[Start Task inputs]
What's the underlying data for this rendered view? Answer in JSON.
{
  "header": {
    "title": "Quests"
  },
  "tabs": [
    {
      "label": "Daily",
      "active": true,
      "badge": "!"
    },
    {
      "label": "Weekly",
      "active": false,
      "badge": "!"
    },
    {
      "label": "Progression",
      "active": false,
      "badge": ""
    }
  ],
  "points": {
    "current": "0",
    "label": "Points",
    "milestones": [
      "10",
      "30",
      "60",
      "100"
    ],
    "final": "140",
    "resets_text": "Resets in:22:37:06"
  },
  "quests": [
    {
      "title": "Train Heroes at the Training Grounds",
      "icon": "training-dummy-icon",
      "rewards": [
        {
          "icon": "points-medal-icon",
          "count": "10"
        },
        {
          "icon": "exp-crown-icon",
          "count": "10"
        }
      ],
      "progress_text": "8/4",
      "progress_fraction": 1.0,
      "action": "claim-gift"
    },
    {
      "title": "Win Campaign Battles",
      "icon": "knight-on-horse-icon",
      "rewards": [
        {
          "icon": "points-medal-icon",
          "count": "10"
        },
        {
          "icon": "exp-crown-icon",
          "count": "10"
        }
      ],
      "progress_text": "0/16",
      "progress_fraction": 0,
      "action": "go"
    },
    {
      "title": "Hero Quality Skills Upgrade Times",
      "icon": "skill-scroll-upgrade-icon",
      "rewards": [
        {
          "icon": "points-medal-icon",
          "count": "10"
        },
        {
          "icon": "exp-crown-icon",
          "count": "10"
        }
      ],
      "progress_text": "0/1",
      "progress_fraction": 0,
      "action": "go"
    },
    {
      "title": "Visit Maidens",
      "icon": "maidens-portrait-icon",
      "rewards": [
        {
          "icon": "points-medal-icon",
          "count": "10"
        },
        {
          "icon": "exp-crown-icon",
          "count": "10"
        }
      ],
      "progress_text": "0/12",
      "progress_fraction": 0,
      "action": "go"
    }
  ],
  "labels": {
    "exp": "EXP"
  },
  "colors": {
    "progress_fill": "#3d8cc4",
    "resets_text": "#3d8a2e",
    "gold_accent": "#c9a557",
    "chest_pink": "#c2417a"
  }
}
[End Task inputs]
What you are asked to do.
Repeat the data exactly. Leave nothing out.

Solution for this exercise.
What's the underlying data for this rendered view? Answer in JSON.
{
  "header": {
    "title": "Quests"
  },
  "tabs": [
    {
      "label": "Daily",
      "active": true,
      "badge": "!"
    },
    {
      "label": "Weekly",
      "active": false,
      "badge": "!"
    },
    {
      "label": "Progression",
      "active": false,
      "badge": ""
    }
  ],
  "points": {
    "current": "0",
    "label": "Points",
    "milestones": [
      "10",
      "30",
      "60",
      "100"
    ],
    "final": "140",
    "resets_text": "Resets in:22:37:06"
  },
  "quests": [
    {
      "title": "Train Heroes at the Training Grounds",
      "icon": "training-dummy-icon",
      "rewards": [
        {
          "icon": "points-medal-icon",
          "count": "10"
        },
        {
          "icon": "exp-crown-icon",
          "count": "10"
        }
      ],
      "progress_text": "8/4",
      "progress_fraction": 1.0,
      "action": "claim-gift"
    },
    {
      "title": "Win Campaign Battles",
      "icon": "knight-on-horse-icon",
      "rewards": [
        {
          "icon": "points-medal-icon",
          "count": "10"
        },
        {
          "icon": "exp-crown-icon",
          "count": "10"
        }
      ],
      "progress_text": "0/16",
      "progress_fraction": 0,
      "action": "go"
    },
    {
      "title": "Hero Quality Skills Upgrade Times",
      "icon": "skill-scroll-upgrade-icon",
      "rewards": [
        {
          "icon": "points-medal-icon",
          "count": "10"
        },
        {
          "icon": "exp-crown-icon",
          "count": "10"
        }
      ],
      "progress_text": "0/1",
      "progress_fraction": 0,
      "action": "go"
    },
    {
      "title": "Visit Maidens",
      "icon": "maidens-portrait-icon",
      "rewards": [
        {
          "icon": "points-medal-icon",
          "count": "10"
        },
        {
          "icon": "exp-crown-icon",
          "count": "10"
        }
      ],
      "progress_text": "0/12",
      "progress_fraction": 0,
      "action": "go"
    }
  ],
  "labels": {
    "exp": "EXP"
  },
  "colors": {
    "progress_fill": "#3d8cc4",
    "resets_text": "#3d8a2e",
    "gold_accent": "#c9a557",
    "chest_pink": "#c2417a"
  }
}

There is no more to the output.